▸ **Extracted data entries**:
★ ★ ★

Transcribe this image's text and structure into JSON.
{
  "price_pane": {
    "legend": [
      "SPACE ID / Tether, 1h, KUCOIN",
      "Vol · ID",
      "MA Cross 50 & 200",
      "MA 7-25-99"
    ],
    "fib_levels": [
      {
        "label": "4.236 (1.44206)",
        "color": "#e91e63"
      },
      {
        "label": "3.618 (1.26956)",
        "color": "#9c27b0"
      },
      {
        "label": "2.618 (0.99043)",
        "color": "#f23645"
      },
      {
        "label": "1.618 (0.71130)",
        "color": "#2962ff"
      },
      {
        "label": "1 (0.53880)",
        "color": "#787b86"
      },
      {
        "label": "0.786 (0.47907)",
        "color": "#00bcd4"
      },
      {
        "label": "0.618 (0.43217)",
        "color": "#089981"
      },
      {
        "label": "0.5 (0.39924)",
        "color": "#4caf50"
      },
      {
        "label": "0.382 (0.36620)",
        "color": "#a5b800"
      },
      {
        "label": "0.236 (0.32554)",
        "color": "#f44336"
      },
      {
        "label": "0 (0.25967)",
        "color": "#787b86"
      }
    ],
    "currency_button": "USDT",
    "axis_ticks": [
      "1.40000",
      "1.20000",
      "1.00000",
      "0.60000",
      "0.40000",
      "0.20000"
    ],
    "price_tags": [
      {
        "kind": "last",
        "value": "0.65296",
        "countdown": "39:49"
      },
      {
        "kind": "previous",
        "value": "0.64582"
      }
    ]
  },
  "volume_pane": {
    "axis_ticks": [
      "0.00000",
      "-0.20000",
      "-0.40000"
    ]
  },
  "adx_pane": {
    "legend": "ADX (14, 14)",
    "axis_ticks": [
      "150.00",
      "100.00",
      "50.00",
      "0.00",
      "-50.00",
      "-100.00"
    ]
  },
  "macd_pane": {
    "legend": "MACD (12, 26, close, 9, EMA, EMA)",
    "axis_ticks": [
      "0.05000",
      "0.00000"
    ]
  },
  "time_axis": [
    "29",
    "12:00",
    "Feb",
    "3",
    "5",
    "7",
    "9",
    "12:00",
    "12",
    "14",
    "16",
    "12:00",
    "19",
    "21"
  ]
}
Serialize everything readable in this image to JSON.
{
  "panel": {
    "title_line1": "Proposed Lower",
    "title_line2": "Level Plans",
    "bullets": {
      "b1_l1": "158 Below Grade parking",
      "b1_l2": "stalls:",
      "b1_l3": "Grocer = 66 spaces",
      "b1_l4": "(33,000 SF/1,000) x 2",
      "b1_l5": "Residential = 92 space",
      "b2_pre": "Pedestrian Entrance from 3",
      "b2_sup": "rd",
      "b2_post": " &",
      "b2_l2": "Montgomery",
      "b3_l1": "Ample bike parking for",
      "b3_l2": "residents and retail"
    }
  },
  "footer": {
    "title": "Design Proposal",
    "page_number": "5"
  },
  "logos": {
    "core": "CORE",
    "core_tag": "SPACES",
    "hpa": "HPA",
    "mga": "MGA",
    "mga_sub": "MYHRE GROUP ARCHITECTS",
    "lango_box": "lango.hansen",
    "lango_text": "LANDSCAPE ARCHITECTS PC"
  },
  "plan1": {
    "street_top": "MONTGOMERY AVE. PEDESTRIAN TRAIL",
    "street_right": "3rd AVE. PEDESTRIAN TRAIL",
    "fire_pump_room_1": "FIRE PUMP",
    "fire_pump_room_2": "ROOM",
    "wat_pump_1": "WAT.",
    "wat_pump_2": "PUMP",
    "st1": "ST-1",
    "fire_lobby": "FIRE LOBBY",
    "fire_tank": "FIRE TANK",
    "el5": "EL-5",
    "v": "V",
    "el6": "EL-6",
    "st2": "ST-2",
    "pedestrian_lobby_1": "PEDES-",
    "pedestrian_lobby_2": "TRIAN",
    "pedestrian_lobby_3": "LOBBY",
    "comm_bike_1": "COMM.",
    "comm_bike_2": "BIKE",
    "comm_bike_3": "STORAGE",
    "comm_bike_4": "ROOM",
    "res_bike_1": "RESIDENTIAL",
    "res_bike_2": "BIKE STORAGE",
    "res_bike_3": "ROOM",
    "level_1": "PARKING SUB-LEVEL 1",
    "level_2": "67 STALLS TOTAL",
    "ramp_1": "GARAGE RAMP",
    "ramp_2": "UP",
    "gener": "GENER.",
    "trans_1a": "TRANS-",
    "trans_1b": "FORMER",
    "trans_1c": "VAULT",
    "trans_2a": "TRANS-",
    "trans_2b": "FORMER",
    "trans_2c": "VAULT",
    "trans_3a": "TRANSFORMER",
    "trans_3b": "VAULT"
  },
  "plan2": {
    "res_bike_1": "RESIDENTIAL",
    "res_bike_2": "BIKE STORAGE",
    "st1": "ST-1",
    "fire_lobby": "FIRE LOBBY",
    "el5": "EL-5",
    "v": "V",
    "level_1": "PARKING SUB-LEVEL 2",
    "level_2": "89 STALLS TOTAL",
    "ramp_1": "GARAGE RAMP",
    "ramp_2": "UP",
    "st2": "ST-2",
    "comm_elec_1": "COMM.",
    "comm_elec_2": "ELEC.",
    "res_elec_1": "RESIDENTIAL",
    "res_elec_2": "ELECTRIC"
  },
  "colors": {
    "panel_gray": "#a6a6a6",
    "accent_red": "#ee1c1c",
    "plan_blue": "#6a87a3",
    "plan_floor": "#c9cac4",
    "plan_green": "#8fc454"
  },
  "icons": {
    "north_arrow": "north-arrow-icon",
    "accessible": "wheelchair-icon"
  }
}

★ ★ ★

▸ **Directive**: Using the data above, repeat every line exactly.

▸ **Response to this exercise**:
Transcribe this image's text and structure into JSON.
{
  "price_pane": {
    "legend": [
      "SPACE ID / Tether, 1h, KUCOIN",
      "Vol · ID",
      "MA Cross 50 & 200",
      "MA 7-25-99"
    ],
    "fib_levels": [
      {
        "label": "4.236 (1.44206)",
        "color": "#e91e63"
      },
      {
        "label": "3.618 (1.26956)",
        "color": "#9c27b0"
      },
      {
        "label": "2.618 (0.99043)",
        "color": "#f23645"
      },
      {
        "label": "1.618 (0.71130)",
        "color": "#2962ff"
      },
      {
        "label": "1 (0.53880)",
        "color": "#787b86"
      },
      {
        "label": "0.786 (0.47907)",
        "color": "#00bcd4"
      },
      {
        "label": "0.618 (0.43217)",
        "color": "#089981"
      },
      {
        "label": "0.5 (0.39924)",
        "color": "#4caf50"
      },
      {
        "label": "0.382 (0.36620)",
        "color": "#a5b800"
      },
      {
        "label": "0.236 (0.32554)",
        "color": "#f44336"
      },
      {
        "label": "0 (0.25967)",
        "color": "#787b86"
      }
    ],
    "currency_button": "USDT",
    "axis_ticks": [
      "1.40000",
      "1.20000",
      "1.00000",
      "0.60000",
      "0.40000",
      "0.20000"
    ],
    "price_tags": [
      {
        "kind": "last",
        "value": "0.65296",
        "countdown": "39:49"
      },
      {
        "kind": "previous",
        "value": "0.64582"
      }
    ]
  },
  "volume_pane": {
    "axis_ticks": [
      "0.00000",
      "-0.20000",
      "-0.40000"
    ]
  },
  "adx_pane": {
    "legend": "ADX (14, 14)",
    "axis_ticks": [
      "150.00",
      "100.00",
      "50.00",
      "0.00",
      "-50.00",
      "-100.00"
    ]
  },
  "macd_pane": {
    "legend": "MACD (12, 26, close, 9, EMA, EMA)",
    "axis_ticks": [
      "0.05000",
      "0.00000"
    ]
  },
  "time_axis": [
    "29",
    "12:00",
    "Feb",
    "3",
    "5",
    "7",
    "9",
    "12:00",
    "12",
    "14",
    "16",
    "12:00",
    "19",
    "21"
  ]
}
Serialize everything readable in this image to JSON.
{
  "panel": {
    "title_line1": "Proposed Lower",
    "title_line2": "Level Plans",
    "bullets": {
      "b1_l1": "158 Below Grade parking",
      "b1_l2": "stalls:",
      "b1_l3": "Grocer = 66 spaces",
      "b1_l4": "(33,000 SF/1,000) x 2",
      "b1_l5": "Residential = 92 space",
      "b2_pre": "Pedestrian Entrance from 3",
      "b2_sup": "rd",
      "b2_post": " &",
      "b2_l2": "Montgomery",
      "b3_l1": "Ample bike parking for",
      "b3_l2": "residents and retail"
    }
  },
  "footer": {
    "title": "Design Proposal",
    "page_number": "5"
  },
  "logos": {
    "core": "CORE",
    "core_tag": "SPACES",
    "hpa": "HPA",
    "mga": "MGA",
    "mga_sub": "MYHRE GROUP ARCHITECTS",
    "lango_box": "lango.hansen",
    "lango_text": "LANDSCAPE ARCHITECTS PC"
  },
  "plan1": {
    "street_top": "MONTGOMERY AVE. PEDESTRIAN TRAIL",
    "street_right": "3rd AVE. PEDESTRIAN TRAIL",
    "fire_pump_room_1": "FIRE PUMP",
    "fire_pump_room_2": "ROOM",
    "wat_pump_1": "WAT.",
    "wat_pump_2": "PUMP",
    "st1": "ST-1",
    "fire_lobby": "FIRE LOBBY",
    "fire_tank": "FIRE TANK",
    "el5": "EL-5",
    "v": "V",
    "el6": "EL-6",
    "st2": "ST-2",
    "pedestrian_lobby_1": "PEDES-",
    "pedestrian_lobby_2": "TRIAN",
    "pedestrian_lobby_3": "LOBBY",
    "comm_bike_1": "COMM.",
    "comm_bike_2": "BIKE",
    "comm_bike_3": "STORAGE",
    "comm_bike_4": "ROOM",
    "res_bike_1": "RESIDENTIAL",
    "res_bike_2": "BIKE STORAGE",
    "res_bike_3": "ROOM",
    "level_1": "PARKING SUB-LEVEL 1",
    "level_2": "67 STALLS TOTAL",
    "ramp_1": "GARAGE RAMP",
    "ramp_2": "UP",
    "gener": "GENER.",
    "trans_1a": "TRANS-",
    "trans_1b": "FORMER",
    "trans_1c": "VAULT",
    "trans_2a": "TRANS-",
    "trans_2b": "FORMER",
    "trans_2c": "VAULT",
    "trans_3a": "TRANSFORMER",
    "trans_3b": "VAULT"
  },
  "plan2": {
    "res_bike_1": "RESIDENTIAL",
    "res_bike_2": "BIKE STORAGE",
    "st1": "ST-1",
    "fire_lobby": "FIRE LOBBY",
    "el5": "EL-5",
    "v": "V",
    "level_1": "PARKING SUB-LEVEL 2",
    "level_2": "89 STALLS TOTAL",
    "ramp_1": "GARAGE RAMP",
    "ramp_2": "UP",
    "st2": "ST-2",
    "comm_elec_1": "COMM.",
    "comm_elec_2": "ELEC.",
    "res_elec_1": "RESIDENTIAL",
    "res_elec_2": "ELECTRIC"
  },
  "colors": {
    "panel_gray": "#a6a6a6",
    "accent_red": "#ee1c1c",
    "plan_blue": "#6a87a3",
    "plan_floor": "#c9cac4",
    "plan_green": "#8fc454"
  },
  "icons": {
    "north_arrow": "north-arrow-icon",
    "accessible": "wheelchair-icon"
  }
}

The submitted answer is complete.